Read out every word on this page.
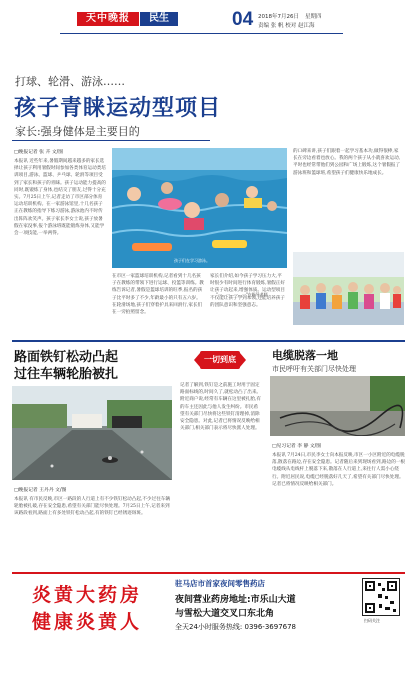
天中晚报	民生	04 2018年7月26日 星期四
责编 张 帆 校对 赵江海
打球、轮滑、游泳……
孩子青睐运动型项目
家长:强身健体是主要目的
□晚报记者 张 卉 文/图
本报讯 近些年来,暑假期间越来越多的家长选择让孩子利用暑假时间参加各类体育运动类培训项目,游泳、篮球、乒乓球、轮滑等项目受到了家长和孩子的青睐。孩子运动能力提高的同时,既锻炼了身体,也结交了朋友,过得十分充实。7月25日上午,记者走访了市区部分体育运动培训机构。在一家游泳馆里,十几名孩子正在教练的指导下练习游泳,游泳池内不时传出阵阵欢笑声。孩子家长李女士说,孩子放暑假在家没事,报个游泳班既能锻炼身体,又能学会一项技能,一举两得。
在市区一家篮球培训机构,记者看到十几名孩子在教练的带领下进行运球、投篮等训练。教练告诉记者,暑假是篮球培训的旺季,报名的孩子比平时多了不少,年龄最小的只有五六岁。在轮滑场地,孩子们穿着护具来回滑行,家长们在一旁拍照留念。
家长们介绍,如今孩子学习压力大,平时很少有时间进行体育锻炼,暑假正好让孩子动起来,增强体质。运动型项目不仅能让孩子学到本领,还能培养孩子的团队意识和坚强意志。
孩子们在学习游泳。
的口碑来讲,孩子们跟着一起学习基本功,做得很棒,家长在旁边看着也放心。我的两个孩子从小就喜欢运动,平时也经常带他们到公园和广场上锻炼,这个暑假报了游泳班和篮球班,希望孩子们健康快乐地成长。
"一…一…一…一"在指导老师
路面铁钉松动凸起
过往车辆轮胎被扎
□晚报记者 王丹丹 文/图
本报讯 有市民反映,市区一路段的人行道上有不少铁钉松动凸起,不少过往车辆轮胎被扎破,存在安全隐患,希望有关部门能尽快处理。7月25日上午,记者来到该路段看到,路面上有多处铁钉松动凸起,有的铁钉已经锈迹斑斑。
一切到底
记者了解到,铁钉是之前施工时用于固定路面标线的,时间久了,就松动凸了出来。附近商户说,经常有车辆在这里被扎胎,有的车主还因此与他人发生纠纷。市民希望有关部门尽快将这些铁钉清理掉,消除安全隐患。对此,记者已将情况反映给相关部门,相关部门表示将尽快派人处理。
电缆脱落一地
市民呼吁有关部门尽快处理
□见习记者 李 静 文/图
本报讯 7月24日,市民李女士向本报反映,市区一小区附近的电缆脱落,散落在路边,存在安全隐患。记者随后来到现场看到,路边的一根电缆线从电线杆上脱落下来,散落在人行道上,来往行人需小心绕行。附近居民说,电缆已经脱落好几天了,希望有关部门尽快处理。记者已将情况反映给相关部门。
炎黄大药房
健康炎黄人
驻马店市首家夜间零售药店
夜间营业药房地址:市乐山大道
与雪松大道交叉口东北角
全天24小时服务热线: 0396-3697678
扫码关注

> EXERCISE BRIEF
Go through the material and select each line with the string "存在安全隐患" in it.

> TASK RESPONSE
本报讯 有市民反映,市区一路段的人行道上有不少铁钉松动凸起,不少过往车辆轮胎被扎破,存在安全隐患,希望有关部门能尽快处理。7月25日上午,记者来到该路段看到,路面上有多处铁钉松动凸起,有的铁钉已经锈迹斑斑。
本报讯 7月24日,市民李女士向本报反映,市区一小区附近的电缆脱落,散落在路边,存在安全隐患。记者随后来到现场看到,路边的一根电缆线从电线杆上脱落下来,散落在人行道上,来往行人需小心绕行。附近居民说,电缆已经脱落好几天了,希望有关部门尽快处理。记者已将情况反映给相关部门。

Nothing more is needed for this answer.